*Material provided*:
#####
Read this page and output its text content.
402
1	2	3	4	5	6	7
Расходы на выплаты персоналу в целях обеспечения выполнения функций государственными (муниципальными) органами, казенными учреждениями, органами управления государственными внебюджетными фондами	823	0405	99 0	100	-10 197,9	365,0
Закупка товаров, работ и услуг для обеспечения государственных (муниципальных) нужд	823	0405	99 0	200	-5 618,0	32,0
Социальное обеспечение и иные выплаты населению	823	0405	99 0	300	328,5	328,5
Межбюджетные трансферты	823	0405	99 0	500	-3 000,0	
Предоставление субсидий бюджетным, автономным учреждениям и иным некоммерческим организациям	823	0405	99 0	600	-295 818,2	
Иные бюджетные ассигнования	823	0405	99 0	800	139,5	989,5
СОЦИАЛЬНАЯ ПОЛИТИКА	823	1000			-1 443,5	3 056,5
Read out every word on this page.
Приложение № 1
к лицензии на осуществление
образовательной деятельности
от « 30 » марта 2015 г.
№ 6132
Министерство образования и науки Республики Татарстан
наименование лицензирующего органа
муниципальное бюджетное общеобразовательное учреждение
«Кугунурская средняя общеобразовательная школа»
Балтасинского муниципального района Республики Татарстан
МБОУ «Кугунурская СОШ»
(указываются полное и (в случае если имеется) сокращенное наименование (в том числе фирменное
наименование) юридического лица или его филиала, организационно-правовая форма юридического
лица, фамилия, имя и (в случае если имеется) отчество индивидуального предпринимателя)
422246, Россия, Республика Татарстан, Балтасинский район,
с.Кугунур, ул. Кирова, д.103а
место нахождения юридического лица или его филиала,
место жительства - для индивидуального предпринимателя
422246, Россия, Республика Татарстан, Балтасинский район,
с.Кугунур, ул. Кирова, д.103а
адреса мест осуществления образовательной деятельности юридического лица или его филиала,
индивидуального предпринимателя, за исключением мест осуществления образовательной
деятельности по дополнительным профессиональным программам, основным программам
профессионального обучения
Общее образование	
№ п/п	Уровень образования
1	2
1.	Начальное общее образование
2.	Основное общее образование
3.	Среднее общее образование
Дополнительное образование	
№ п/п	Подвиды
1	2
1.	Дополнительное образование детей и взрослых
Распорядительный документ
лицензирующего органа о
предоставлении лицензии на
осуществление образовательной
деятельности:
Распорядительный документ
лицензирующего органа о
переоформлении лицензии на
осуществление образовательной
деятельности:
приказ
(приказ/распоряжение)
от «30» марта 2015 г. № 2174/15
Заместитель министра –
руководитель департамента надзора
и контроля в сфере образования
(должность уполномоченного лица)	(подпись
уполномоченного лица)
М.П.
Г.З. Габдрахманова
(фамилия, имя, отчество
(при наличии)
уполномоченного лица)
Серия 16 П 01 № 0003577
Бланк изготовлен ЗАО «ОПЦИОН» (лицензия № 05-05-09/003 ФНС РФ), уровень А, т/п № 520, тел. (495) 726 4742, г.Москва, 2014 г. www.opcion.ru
#####
Transcribe the material above word for word.

Read this page and output its text content.
402
1	2	3	4	5	6	7
Расходы на выплаты персоналу в целях обеспечения выполнения функций государственными (муниципальными) органами, казенными учреждениями, органами управления государственными внебюджетными фондами	823	0405	99 0	100	-10 197,9	365,0
Закупка товаров, работ и услуг для обеспечения государственных (муниципальных) нужд	823	0405	99 0	200	-5 618,0	32,0
Социальное обеспечение и иные выплаты населению	823	0405	99 0	300	328,5	328,5
Межбюджетные трансферты	823	0405	99 0	500	-3 000,0	
Предоставление субсидий бюджетным, автономным учреждениям и иным некоммерческим организациям	823	0405	99 0	600	-295 818,2	
Иные бюджетные ассигнования	823	0405	99 0	800	139,5	989,5
СОЦИАЛЬНАЯ ПОЛИТИКА	823	1000			-1 443,5	3 056,5
Read out every word on this page.
Приложение № 1
к лицензии на осуществление
образовательной деятельности
от « 30 » марта 2015 г.
№ 6132
Министерство образования и науки Республики Татарстан
наименование лицензирующего органа
муниципальное бюджетное общеобразовательное учреждение
«Кугунурская средняя общеобразовательная школа»
Балтасинского муниципального района Республики Татарстан
МБОУ «Кугунурская СОШ»
(указываются полное и (в случае если имеется) сокращенное наименование (в том числе фирменное
наименование) юридического лица или его филиала, организационно-правовая форма юридического
лица, фамилия, имя и (в случае если имеется) отчество индивидуального предпринимателя)
422246, Россия, Республика Татарстан, Балтасинский район,
с.Кугунур, ул. Кирова, д.103а
место нахождения юридического лица или его филиала,
место жительства - для индивидуального предпринимателя
422246, Россия, Республика Татарстан, Балтасинский район,
с.Кугунур, ул. Кирова, д.103а
адреса мест осуществления образовательной деятельности юридического лица или его филиала,
индивидуального предпринимателя, за исключением мест осуществления образовательной
деятельности по дополнительным профессиональным программам, основным программам
профессионального обучения
Общее образование	
№ п/п	Уровень образования
1	2
1.	Начальное общее образование
2.	Основное общее образование
3.	Среднее общее образование
Дополнительное образование	
№ п/п	Подвиды
1	2
1.	Дополнительное образование детей и взрослых
Распорядительный документ
лицензирующего органа о
предоставлении лицензии на
осуществление образовательной
деятельности:
Распорядительный документ
лицензирующего органа о
переоформлении лицензии на
осуществление образовательной
деятельности:
приказ
(приказ/распоряжение)
от «30» марта 2015 г. № 2174/15
Заместитель министра –
руководитель департамента надзора
и контроля в сфере образования
(должность уполномоченного лица)	(подпись
уполномоченного лица)
М.П.
Г.З. Габдрахманова
(фамилия, имя, отчество
(при наличии)
уполномоченного лица)
Серия 16 П 01 № 0003577
Бланк изготовлен ЗАО «ОПЦИОН» (лицензия № 05-05-09/003 ФНС РФ), уровень А, т/п № 520, тел. (495) 726 4742, г.Москва, 2014 г. www.opcion.ru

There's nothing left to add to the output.